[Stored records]
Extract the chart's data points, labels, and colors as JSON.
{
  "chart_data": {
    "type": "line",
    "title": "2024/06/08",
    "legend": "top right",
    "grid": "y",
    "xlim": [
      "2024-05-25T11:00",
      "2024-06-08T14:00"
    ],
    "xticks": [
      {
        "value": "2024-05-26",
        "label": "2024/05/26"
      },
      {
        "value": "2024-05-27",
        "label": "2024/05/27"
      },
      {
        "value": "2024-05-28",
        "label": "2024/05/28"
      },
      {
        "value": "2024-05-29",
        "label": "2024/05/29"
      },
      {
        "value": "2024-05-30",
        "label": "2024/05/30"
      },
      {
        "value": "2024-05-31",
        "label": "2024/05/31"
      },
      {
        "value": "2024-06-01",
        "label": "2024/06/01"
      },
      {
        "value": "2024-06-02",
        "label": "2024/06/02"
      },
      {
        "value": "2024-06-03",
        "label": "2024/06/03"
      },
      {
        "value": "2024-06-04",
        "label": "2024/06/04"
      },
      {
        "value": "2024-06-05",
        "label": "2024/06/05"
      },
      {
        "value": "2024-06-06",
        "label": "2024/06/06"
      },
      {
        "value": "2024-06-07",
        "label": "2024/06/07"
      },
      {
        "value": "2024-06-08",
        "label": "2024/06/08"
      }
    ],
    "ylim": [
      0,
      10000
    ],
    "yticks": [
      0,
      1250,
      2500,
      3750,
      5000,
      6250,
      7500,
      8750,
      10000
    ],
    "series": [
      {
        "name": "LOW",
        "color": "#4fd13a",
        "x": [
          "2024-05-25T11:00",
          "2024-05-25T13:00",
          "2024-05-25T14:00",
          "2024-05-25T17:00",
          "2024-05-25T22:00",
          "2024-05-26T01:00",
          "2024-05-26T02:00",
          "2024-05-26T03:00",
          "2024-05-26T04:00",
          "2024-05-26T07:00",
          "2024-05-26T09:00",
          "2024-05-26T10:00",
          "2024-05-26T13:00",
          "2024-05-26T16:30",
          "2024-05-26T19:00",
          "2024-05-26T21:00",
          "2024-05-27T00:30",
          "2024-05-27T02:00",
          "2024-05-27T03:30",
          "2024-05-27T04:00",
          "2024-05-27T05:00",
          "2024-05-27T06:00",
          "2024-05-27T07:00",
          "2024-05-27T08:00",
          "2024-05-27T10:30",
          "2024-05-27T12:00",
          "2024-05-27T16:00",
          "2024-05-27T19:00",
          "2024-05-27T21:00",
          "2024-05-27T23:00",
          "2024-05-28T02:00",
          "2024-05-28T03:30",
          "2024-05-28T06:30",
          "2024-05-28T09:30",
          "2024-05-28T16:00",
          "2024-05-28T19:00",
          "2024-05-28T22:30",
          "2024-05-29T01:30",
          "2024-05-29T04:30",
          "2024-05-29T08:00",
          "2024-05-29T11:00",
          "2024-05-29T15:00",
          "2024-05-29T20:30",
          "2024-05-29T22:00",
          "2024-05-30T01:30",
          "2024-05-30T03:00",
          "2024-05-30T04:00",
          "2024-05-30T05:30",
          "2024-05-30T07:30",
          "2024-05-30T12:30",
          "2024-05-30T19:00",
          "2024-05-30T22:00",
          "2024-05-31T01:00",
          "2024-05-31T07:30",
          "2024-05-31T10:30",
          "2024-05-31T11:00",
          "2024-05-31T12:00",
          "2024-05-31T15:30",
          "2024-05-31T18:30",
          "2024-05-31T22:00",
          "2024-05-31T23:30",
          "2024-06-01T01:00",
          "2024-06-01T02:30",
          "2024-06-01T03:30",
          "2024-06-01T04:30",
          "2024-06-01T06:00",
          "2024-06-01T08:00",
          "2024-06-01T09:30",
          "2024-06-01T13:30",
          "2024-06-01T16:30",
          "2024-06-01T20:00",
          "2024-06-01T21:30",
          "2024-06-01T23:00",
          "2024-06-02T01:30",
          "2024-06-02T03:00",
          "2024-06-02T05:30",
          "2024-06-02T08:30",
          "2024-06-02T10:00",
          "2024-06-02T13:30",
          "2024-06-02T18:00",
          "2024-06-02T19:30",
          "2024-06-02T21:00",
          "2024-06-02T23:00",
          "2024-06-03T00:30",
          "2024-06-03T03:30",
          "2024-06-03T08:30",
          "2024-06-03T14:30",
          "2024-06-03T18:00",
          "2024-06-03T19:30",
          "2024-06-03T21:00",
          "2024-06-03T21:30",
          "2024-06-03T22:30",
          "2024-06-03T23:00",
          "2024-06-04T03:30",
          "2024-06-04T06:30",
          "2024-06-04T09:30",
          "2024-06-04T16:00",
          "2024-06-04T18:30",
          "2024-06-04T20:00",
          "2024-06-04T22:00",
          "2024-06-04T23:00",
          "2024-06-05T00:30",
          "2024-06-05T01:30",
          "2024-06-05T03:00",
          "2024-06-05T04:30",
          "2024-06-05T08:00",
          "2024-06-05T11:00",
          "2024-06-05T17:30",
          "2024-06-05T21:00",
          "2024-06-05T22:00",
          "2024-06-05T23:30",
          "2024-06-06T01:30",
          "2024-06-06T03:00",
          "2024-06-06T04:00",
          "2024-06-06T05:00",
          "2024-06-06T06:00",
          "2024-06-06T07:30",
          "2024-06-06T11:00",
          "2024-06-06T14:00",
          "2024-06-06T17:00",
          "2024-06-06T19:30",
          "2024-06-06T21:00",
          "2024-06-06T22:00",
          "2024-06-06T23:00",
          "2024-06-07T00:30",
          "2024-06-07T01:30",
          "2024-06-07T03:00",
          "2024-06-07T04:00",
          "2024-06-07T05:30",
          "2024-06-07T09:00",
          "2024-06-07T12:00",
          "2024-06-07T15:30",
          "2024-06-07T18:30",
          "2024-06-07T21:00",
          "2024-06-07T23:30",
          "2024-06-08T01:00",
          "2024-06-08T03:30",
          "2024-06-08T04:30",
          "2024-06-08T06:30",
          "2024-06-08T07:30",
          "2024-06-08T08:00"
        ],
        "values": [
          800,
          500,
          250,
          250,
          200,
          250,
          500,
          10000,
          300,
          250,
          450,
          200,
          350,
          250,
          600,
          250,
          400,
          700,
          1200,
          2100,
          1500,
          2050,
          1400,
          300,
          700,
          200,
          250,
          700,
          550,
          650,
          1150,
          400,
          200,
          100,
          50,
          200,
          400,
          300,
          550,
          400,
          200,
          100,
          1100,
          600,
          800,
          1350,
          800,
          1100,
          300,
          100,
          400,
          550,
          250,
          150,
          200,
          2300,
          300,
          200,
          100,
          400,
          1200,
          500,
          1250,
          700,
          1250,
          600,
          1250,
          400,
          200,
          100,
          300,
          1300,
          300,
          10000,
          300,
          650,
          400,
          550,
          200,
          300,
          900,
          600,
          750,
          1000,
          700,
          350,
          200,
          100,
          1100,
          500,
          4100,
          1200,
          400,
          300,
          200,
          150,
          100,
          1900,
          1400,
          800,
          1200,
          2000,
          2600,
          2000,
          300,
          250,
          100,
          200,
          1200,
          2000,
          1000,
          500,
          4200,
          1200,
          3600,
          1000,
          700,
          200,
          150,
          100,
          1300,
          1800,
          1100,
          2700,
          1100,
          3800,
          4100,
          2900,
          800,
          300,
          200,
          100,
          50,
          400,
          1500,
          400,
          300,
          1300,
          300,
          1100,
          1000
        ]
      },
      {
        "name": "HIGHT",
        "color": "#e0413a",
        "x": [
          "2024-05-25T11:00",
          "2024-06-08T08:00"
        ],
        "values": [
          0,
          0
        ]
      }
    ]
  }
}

* Instruction *
Repeat the records above in full, character for character.

* Complete answer *
Extract the chart's data points, labels, and colors as JSON.
{
  "chart_data": {
    "type": "line",
    "title": "2024/06/08",
    "legend": "top right",
    "grid": "y",
    "xlim": [
      "2024-05-25T11:00",
      "2024-06-08T14:00"
    ],
    "xticks": [
      {
        "value": "2024-05-26",
        "label": "2024/05/26"
      },
      {
        "value": "2024-05-27",
        "label": "2024/05/27"
      },
      {
        "value": "2024-05-28",
        "label": "2024/05/28"
      },
      {
        "value": "2024-05-29",
        "label": "2024/05/29"
      },
      {
        "value": "2024-05-30",
        "label": "2024/05/30"
      },
      {
        "value": "2024-05-31",
        "label": "2024/05/31"
      },
      {
        "value": "2024-06-01",
        "label": "2024/06/01"
      },
      {
        "value": "2024-06-02",
        "label": "2024/06/02"
      },
      {
        "value": "2024-06-03",
        "label": "2024/06/03"
      },
      {
        "value": "2024-06-04",
        "label": "2024/06/04"
      },
      {
        "value": "2024-06-05",
        "label": "2024/06/05"
      },
      {
        "value": "2024-06-06",
        "label": "2024/06/06"
      },
      {
        "value": "2024-06-07",
        "label": "2024/06/07"
      },
      {
        "value": "2024-06-08",
        "label": "2024/06/08"
      }
    ],
    "ylim": [
      0,
      10000
    ],
    "yticks": [
      0,
      1250,
      2500,
      3750,
      5000,
      6250,
      7500,
      8750,
      10000
    ],
    "series": [
      {
        "name": "LOW",
        "color": "#4fd13a",
        "x": [
          "2024-05-25T11:00",
          "2024-05-25T13:00",
          "2024-05-25T14:00",
          "2024-05-25T17:00",
          "2024-05-25T22:00",
          "2024-05-26T01:00",
          "2024-05-26T02:00",
          "2024-05-26T03:00",
          "2024-05-26T04:00",
          "2024-05-26T07:00",
          "2024-05-26T09:00",
          "2024-05-26T10:00",
          "2024-05-26T13:00",
          "2024-05-26T16:30",
          "2024-05-26T19:00",
          "2024-05-26T21:00",
          "2024-05-27T00:30",
          "2024-05-27T02:00",
          "2024-05-27T03:30",
          "2024-05-27T04:00",
          "2024-05-27T05:00",
          "2024-05-27T06:00",
          "2024-05-27T07:00",
          "2024-05-27T08:00",
          "2024-05-27T10:30",
          "2024-05-27T12:00",
          "2024-05-27T16:00",
          "2024-05-27T19:00",
          "2024-05-27T21:00",
          "2024-05-27T23:00",
          "2024-05-28T02:00",
          "2024-05-28T03:30",
          "2024-05-28T06:30",
          "2024-05-28T09:30",
          "2024-05-28T16:00",
          "2024-05-28T19:00",
          "2024-05-28T22:30",
          "2024-05-29T01:30",
          "2024-05-29T04:30",
          "2024-05-29T08:00",
          "2024-05-29T11:00",
          "2024-05-29T15:00",
          "2024-05-29T20:30",
          "2024-05-29T22:00",
          "2024-05-30T01:30",
          "2024-05-30T03:00",
          "2024-05-30T04:00",
          "2024-05-30T05:30",
          "2024-05-30T07:30",
          "2024-05-30T12:30",
          "2024-05-30T19:00",
          "2024-05-30T22:00",
          "2024-05-31T01:00",
          "2024-05-31T07:30",
          "2024-05-31T10:30",
          "2024-05-31T11:00",
          "2024-05-31T12:00",
          "2024-05-31T15:30",
          "2024-05-31T18:30",
          "2024-05-31T22:00",
          "2024-05-31T23:30",
          "2024-06-01T01:00",
          "2024-06-01T02:30",
          "2024-06-01T03:30",
          "2024-06-01T04:30",
          "2024-06-01T06:00",
          "2024-06-01T08:00",
          "2024-06-01T09:30",
          "2024-06-01T13:30",
          "2024-06-01T16:30",
          "2024-06-01T20:00",
          "2024-06-01T21:30",
          "2024-06-01T23:00",
          "2024-06-02T01:30",
          "2024-06-02T03:00",
          "2024-06-02T05:30",
          "2024-06-02T08:30",
          "2024-06-02T10:00",
          "2024-06-02T13:30",
          "2024-06-02T18:00",
          "2024-06-02T19:30",
          "2024-06-02T21:00",
          "2024-06-02T23:00",
          "2024-06-03T00:30",
          "2024-06-03T03:30",
          "2024-06-03T08:30",
          "2024-06-03T14:30",
          "2024-06-03T18:00",
          "2024-06-03T19:30",
          "2024-06-03T21:00",
          "2024-06-03T21:30",
          "2024-06-03T22:30",
          "2024-06-03T23:00",
          "2024-06-04T03:30",
          "2024-06-04T06:30",
          "2024-06-04T09:30",
          "2024-06-04T16:00",
          "2024-06-04T18:30",
          "2024-06-04T20:00",
          "2024-06-04T22:00",
          "2024-06-04T23:00",
          "2024-06-05T00:30",
          "2024-06-05T01:30",
          "2024-06-05T03:00",
          "2024-06-05T04:30",
          "2024-06-05T08:00",
          "2024-06-05T11:00",
          "2024-06-05T17:30",
          "2024-06-05T21:00",
          "2024-06-05T22:00",
          "2024-06-05T23:30",
          "2024-06-06T01:30",
          "2024-06-06T03:00",
          "2024-06-06T04:00",
          "2024-06-06T05:00",
          "2024-06-06T06:00",
          "2024-06-06T07:30",
          "2024-06-06T11:00",
          "2024-06-06T14:00",
          "2024-06-06T17:00",
          "2024-06-06T19:30",
          "2024-06-06T21:00",
          "2024-06-06T22:00",
          "2024-06-06T23:00",
          "2024-06-07T00:30",
          "2024-06-07T01:30",
          "2024-06-07T03:00",
          "2024-06-07T04:00",
          "2024-06-07T05:30",
          "2024-06-07T09:00",
          "2024-06-07T12:00",
          "2024-06-07T15:30",
          "2024-06-07T18:30",
          "2024-06-07T21:00",
          "2024-06-07T23:30",
          "2024-06-08T01:00",
          "2024-06-08T03:30",
          "2024-06-08T04:30",
          "2024-06-08T06:30",
          "2024-06-08T07:30",
          "2024-06-08T08:00"
        ],
        "values": [
          800,
          500,
          250,
          250,
          200,
          250,
          500,
          10000,
          300,
          250,
          450,
          200,
          350,
          250,
          600,
          250,
          400,
          700,
          1200,
          2100,
          1500,
          2050,
          1400,
          300,
          700,
          200,
          250,
          700,
          550,
          650,
          1150,
          400,
          200,
          100,
          50,
          200,
          400,
          300,
          550,
          400,
          200,
          100,
          1100,
          600,
          800,
          1350,
          800,
          1100,
          300,
          100,
          400,
          550,
          250,
          150,
          200,
          2300,
          300,
          200,
          100,
          400,
          1200,
          500,
          1250,
          700,
          1250,
          600,
          1250,
          400,
          200,
          100,
          300,
          1300,
          300,
          10000,
          300,
          650,
          400,
          550,
          200,
          300,
          900,
          600,
          750,
          1000,
          700,
          350,
          200,
          100,
          1100,
          500,
          4100,
          1200,
          400,
          300,
          200,
          150,
          100,
          1900,
          1400,
          800,
          1200,
          2000,
          2600,
          2000,
          300,
          250,
          100,
          200,
          1200,
          2000,
          1000,
          500,
          4200,
          1200,
          3600,
          1000,
          700,
          200,
          150,
          100,
          1300,
          1800,
          1100,
          2700,
          1100,
          3800,
          4100,
          2900,
          800,
          300,
          200,
          100,
          50,
          400,
          1500,
          400,
          300,
          1300,
          300,
          1100,
          1000
        ]
      },
      {
        "name": "HIGHT",
        "color": "#e0413a",
        "x": [
          "2024-05-25T11:00",
          "2024-06-08T08:00"
        ],
        "values": [
          0,
          0
        ]
      }
    ]
  }
}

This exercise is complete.